[Dataset rows about figures]
>>>
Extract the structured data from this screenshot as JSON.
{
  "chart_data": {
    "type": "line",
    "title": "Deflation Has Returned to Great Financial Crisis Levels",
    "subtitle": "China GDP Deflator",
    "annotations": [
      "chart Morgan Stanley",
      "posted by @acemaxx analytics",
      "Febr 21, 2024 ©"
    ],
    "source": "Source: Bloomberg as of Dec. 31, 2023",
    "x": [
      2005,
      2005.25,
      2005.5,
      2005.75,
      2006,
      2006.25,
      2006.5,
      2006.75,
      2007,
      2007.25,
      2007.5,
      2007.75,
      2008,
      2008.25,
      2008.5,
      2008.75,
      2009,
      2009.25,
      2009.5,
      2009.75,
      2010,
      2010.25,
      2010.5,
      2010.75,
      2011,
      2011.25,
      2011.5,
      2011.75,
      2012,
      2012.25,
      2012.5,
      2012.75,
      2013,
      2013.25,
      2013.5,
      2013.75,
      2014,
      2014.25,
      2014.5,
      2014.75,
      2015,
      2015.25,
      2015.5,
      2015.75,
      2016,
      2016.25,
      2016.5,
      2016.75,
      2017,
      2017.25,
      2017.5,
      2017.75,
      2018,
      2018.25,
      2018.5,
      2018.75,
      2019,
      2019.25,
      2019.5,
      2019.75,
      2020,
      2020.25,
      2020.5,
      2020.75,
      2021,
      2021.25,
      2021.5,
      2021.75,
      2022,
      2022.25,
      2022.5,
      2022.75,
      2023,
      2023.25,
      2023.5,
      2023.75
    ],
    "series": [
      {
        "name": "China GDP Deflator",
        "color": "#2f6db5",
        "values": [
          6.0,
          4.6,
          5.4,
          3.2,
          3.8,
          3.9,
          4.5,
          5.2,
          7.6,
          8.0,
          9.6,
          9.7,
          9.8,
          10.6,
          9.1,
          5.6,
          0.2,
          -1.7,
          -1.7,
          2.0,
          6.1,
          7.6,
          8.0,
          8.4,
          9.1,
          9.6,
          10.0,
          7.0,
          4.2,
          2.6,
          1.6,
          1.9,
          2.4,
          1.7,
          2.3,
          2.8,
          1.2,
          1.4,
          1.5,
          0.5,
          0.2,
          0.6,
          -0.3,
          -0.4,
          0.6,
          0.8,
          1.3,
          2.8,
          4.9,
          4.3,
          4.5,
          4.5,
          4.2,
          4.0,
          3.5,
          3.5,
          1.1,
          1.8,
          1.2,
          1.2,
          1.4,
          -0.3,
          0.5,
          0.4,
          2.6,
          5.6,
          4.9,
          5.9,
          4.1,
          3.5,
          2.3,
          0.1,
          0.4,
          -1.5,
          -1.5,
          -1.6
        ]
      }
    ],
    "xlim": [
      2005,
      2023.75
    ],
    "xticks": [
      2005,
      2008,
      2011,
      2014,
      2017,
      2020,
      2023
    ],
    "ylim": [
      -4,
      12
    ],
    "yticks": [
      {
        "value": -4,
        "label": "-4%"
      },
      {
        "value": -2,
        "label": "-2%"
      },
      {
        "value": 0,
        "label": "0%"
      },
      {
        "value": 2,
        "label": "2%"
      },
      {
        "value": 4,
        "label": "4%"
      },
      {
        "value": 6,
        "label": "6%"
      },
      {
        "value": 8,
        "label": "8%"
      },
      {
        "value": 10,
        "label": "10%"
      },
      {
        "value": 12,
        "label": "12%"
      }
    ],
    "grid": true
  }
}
<<<
[Work to complete]:
From the entries above, copy every line that holds the word "Deflator".

[Written response]:
    "subtitle": "China GDP Deflator",
        "name": "China GDP Deflator",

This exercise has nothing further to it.